### [Data entries]
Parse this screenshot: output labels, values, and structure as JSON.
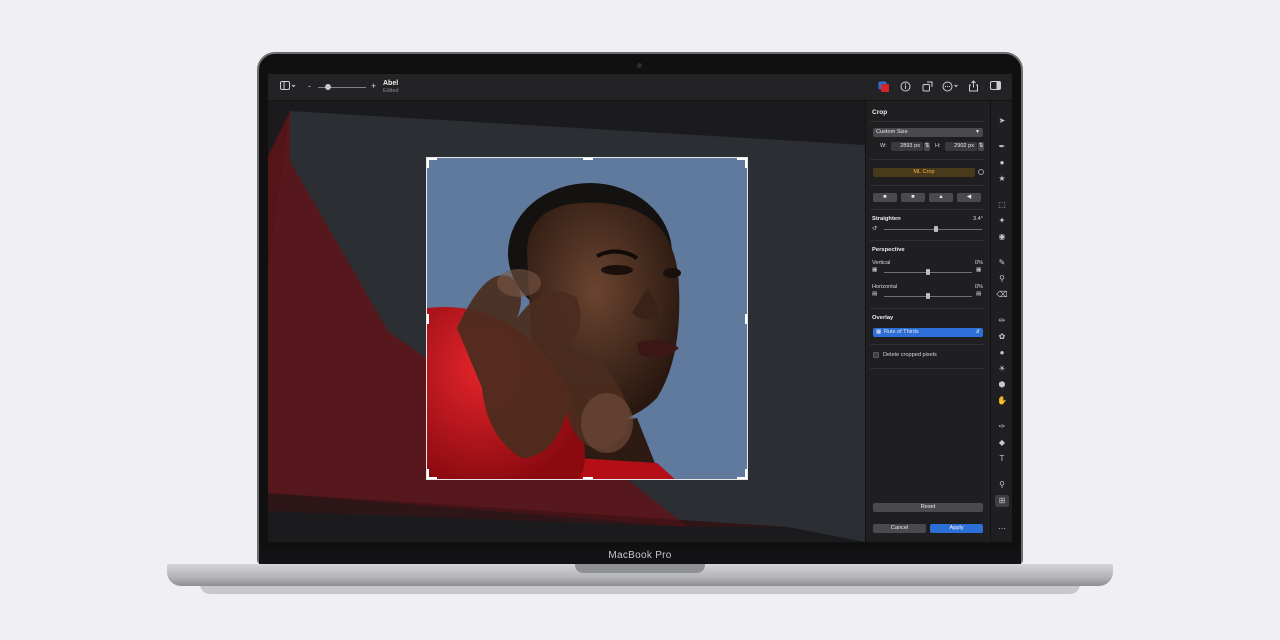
{
  "device": {
    "brand": "MacBook Pro"
  },
  "toolbar": {
    "doc_title": "Abel",
    "doc_subtitle": "Edited",
    "zoom_minus": "-",
    "zoom_plus": "+",
    "zoom_level": 0.2
  },
  "panel": {
    "title": "Crop",
    "size_preset": "Custom Size",
    "width_label": "W:",
    "width_value": "2893 px",
    "height_label": "H:",
    "height_value": "2902 px",
    "ml_crop_label": "ML Crop",
    "straighten": {
      "label": "Straighten",
      "value": "3.4°",
      "level": 0.53
    },
    "perspective": {
      "title": "Perspective",
      "vertical": {
        "label": "Vertical",
        "value": "0%",
        "level": 0.5
      },
      "horizontal": {
        "label": "Horizontal",
        "value": "0%",
        "level": 0.5
      }
    },
    "overlay": {
      "title": "Overlay",
      "selected": "Rule of Thirds"
    },
    "delete_cropped_label": "Delete cropped pixels",
    "delete_cropped_checked": false,
    "reset_label": "Reset",
    "cancel_label": "Cancel",
    "apply_label": "Apply"
  },
  "colors": {
    "accent_blue": "#2c6fd6",
    "ml_crop_text": "#f2b23a",
    "ml_crop_bg": "#4a3a1c",
    "photo_sky": "#5f7a9c",
    "photo_red": "#c8121a"
  }
}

### [Given exercise]
Leave out the pictures and retype every line above exactly.

### [Written reply]
Parse this screenshot: output labels, values, and structure as JSON.
{
  "device": {
    "brand": "MacBook Pro"
  },
  "toolbar": {
    "doc_title": "Abel",
    "doc_subtitle": "Edited",
    "zoom_minus": "-",
    "zoom_plus": "+",
    "zoom_level": 0.2
  },
  "panel": {
    "title": "Crop",
    "size_preset": "Custom Size",
    "width_label": "W:",
    "width_value": "2893 px",
    "height_label": "H:",
    "height_value": "2902 px",
    "ml_crop_label": "ML Crop",
    "straighten": {
      "label": "Straighten",
      "value": "3.4°",
      "level": 0.53
    },
    "perspective": {
      "title": "Perspective",
      "vertical": {
        "label": "Vertical",
        "value": "0%",
        "level": 0.5
      },
      "horizontal": {
        "label": "Horizontal",
        "value": "0%",
        "level": 0.5
      }
    },
    "overlay": {
      "title": "Overlay",
      "selected": "Rule of Thirds"
    },
    "delete_cropped_label": "Delete cropped pixels",
    "delete_cropped_checked": false,
    "reset_label": "Reset",
    "cancel_label": "Cancel",
    "apply_label": "Apply"
  },
  "colors": {
    "accent_blue": "#2c6fd6",
    "ml_crop_text": "#f2b23a",
    "ml_crop_bg": "#4a3a1c",
    "photo_sky": "#5f7a9c",
    "photo_red": "#c8121a"
  }
}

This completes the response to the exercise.